### Task directions:
Give the number of lines that contain the string "title", please, and nothing else.
──────── Supplied records ────────
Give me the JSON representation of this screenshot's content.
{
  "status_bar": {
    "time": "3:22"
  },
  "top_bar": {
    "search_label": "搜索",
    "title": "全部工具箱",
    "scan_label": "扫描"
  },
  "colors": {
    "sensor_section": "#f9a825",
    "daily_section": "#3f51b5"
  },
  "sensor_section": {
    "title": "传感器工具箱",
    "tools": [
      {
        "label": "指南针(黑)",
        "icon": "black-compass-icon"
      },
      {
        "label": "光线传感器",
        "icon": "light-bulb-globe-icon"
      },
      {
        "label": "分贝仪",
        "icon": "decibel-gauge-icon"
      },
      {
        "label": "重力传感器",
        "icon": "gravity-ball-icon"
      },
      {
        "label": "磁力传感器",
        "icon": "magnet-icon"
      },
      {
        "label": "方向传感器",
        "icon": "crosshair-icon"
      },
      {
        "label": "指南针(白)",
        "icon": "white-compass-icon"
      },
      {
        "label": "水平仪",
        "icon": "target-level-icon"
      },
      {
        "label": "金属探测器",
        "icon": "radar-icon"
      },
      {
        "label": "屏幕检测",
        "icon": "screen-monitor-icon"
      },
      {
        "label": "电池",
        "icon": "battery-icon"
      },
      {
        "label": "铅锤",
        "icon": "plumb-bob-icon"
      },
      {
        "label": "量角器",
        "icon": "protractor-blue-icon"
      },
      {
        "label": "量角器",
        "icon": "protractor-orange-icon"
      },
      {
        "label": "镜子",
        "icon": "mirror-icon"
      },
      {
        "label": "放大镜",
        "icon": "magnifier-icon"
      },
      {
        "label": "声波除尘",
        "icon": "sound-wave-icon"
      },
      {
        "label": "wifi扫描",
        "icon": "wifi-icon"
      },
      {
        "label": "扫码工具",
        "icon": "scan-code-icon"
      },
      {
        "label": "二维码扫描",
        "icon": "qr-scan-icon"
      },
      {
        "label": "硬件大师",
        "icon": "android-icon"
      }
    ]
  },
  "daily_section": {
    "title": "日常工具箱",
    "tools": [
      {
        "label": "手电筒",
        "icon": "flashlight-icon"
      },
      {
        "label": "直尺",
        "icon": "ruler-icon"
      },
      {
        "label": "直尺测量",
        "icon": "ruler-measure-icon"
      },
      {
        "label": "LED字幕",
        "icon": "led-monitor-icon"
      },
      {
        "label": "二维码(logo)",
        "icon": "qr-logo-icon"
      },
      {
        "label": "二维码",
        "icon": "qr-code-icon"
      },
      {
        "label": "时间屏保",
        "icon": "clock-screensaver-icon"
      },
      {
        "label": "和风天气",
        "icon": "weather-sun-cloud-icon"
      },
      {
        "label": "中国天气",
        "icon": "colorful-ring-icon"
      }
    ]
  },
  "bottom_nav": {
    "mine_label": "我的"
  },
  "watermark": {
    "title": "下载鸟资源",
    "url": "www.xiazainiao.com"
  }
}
────────
### Solution to this problem:
4